## START
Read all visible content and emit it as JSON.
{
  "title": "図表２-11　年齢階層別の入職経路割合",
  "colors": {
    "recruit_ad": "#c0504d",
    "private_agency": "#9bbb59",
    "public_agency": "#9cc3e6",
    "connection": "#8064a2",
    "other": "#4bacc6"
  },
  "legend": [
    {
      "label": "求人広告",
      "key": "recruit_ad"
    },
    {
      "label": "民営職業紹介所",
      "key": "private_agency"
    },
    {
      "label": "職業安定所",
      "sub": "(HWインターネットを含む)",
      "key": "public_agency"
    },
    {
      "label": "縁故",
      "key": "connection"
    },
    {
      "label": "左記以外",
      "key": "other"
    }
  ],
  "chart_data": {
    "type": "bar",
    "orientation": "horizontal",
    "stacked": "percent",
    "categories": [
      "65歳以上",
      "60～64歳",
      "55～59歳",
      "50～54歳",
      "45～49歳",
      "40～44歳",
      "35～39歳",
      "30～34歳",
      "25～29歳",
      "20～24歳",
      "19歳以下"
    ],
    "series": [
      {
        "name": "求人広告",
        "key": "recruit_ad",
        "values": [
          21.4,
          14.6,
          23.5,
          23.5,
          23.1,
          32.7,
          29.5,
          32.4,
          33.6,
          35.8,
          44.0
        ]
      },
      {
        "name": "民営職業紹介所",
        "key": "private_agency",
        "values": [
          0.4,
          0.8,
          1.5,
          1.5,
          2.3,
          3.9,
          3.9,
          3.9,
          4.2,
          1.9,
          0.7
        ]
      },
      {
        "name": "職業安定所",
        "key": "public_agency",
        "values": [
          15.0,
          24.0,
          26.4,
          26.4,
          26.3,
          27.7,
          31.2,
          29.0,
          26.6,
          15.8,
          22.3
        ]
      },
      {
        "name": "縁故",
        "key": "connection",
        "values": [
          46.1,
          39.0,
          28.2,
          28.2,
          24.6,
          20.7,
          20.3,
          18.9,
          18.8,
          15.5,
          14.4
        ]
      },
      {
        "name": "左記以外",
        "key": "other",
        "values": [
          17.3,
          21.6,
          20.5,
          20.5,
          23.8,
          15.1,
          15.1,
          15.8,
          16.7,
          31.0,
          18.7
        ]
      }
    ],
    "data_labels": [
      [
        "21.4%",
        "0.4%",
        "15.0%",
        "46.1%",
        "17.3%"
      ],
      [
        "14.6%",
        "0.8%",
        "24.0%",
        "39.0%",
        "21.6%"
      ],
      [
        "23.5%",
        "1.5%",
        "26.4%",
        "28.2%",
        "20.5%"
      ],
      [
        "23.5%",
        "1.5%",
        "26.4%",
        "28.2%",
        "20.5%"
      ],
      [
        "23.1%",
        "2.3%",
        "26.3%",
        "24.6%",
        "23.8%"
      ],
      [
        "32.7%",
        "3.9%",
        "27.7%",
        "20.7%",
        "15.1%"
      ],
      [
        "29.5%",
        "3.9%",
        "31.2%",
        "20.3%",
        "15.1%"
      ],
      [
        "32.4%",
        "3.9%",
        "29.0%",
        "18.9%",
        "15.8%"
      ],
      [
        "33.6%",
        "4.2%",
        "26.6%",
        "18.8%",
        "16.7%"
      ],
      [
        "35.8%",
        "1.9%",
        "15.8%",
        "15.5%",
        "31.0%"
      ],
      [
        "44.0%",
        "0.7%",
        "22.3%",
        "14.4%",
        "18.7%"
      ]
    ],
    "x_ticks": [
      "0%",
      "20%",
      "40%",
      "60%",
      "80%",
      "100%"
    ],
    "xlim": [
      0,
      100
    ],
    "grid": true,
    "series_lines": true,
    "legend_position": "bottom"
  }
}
## END
What is being asked: Using the records above, select and copy every line that has the word "name".

The answer:
        "name": "求人広告",
        "name": "民営職業紹介所",
        "name": "職業安定所",
        "name": "縁故",
        "name": "左記以外",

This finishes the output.